> _EXERCISE DIRECTIONS_
Show every line in the entries below where the word "журналах" appears.

> _INPUT ROWS_
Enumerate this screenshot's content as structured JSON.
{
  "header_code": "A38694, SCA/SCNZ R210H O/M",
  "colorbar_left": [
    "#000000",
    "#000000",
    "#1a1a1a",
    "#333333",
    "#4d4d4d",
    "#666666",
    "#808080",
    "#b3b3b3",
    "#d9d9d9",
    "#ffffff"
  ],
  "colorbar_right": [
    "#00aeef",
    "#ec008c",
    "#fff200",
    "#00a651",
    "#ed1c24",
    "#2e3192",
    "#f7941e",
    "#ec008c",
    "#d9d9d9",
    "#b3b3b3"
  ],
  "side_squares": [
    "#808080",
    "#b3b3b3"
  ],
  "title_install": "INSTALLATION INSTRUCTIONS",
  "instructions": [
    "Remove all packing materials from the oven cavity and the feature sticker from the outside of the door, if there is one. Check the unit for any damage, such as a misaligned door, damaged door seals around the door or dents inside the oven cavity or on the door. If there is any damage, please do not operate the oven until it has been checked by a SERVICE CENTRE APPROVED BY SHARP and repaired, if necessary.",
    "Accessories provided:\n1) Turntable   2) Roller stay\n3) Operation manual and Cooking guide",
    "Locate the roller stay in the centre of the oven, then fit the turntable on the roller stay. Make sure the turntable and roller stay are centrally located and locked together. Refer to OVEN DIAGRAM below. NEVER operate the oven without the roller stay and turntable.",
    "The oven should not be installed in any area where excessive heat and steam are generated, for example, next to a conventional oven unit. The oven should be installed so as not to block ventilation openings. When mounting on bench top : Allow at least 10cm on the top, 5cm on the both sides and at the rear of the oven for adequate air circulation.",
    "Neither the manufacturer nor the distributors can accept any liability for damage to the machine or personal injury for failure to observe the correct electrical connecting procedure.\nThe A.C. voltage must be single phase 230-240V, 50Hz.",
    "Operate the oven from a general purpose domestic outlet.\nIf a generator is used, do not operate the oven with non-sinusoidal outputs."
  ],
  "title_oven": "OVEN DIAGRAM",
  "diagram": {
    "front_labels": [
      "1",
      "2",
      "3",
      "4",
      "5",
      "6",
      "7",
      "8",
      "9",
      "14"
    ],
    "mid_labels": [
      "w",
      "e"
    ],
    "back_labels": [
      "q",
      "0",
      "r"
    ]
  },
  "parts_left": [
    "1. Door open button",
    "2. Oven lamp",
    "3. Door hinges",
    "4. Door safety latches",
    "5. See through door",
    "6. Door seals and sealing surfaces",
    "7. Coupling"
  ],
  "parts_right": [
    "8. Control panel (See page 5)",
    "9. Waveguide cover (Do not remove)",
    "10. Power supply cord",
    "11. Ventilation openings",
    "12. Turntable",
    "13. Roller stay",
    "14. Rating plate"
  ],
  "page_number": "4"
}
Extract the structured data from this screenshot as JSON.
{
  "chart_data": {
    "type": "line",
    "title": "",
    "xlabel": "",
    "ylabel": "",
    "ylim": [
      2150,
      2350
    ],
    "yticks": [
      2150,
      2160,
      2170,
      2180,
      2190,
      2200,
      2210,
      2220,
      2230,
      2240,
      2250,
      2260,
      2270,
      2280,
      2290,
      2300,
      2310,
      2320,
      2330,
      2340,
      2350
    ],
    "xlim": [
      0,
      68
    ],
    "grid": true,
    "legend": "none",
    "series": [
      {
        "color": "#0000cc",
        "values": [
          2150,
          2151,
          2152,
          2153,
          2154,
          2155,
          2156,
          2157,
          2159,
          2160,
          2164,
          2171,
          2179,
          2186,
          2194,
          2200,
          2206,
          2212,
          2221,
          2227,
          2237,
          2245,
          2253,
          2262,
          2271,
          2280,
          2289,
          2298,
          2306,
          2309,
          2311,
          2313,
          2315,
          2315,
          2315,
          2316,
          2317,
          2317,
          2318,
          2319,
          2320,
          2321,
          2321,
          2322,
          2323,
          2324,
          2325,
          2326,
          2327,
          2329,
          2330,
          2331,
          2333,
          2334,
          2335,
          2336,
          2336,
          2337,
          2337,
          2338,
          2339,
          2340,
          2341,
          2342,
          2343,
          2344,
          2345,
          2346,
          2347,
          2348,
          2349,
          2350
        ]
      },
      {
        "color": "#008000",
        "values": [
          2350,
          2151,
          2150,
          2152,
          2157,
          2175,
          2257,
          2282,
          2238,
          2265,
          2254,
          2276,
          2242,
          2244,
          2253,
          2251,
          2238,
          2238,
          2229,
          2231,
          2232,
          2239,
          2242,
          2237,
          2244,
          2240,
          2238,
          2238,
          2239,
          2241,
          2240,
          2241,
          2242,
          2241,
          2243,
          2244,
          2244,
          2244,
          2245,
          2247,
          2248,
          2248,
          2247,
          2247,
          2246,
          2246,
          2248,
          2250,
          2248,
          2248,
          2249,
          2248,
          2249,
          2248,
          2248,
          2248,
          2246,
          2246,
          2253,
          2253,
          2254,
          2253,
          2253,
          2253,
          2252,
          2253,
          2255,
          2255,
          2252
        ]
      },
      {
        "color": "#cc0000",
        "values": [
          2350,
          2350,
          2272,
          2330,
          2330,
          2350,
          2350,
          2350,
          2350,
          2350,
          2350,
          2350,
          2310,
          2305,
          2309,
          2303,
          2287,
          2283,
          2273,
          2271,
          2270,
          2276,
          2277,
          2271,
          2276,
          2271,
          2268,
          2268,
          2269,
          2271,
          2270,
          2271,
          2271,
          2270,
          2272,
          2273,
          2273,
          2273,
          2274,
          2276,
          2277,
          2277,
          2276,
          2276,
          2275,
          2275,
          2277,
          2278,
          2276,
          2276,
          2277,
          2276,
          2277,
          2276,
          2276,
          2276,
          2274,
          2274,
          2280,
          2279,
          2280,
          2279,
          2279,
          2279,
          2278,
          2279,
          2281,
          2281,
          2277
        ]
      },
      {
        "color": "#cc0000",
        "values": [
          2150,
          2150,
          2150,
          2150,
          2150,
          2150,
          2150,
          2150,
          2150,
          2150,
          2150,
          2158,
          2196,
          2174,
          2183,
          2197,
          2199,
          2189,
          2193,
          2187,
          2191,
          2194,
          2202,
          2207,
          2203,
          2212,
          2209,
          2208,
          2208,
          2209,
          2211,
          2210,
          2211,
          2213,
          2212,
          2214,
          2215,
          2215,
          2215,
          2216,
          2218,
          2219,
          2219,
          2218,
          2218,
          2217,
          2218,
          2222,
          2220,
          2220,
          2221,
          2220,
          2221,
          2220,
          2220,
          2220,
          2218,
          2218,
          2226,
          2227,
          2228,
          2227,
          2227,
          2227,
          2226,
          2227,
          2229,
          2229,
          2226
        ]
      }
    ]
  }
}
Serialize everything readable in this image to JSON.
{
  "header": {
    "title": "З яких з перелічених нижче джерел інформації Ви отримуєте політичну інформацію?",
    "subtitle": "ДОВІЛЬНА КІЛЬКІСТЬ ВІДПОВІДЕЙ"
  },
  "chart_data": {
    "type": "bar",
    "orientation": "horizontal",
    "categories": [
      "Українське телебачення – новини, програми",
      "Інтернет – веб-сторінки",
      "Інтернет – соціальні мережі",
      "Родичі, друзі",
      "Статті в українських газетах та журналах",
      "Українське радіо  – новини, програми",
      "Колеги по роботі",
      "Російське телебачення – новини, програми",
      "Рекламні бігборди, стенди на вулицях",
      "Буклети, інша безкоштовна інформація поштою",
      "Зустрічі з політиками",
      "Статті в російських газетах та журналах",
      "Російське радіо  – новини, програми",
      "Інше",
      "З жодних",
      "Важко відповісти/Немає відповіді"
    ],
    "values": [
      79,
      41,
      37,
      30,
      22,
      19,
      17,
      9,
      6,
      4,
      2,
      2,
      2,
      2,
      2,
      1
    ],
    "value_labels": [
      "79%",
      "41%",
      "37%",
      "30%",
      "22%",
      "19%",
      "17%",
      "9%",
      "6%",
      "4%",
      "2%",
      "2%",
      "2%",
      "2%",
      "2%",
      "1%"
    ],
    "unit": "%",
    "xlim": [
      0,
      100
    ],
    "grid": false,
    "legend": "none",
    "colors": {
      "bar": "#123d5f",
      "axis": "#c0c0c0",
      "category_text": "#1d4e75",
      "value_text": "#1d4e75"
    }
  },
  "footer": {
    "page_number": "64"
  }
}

> _CORRECT RESPONSE_
      "Статті в українських газетах та журналах",
      "Статті в російських газетах та журналах",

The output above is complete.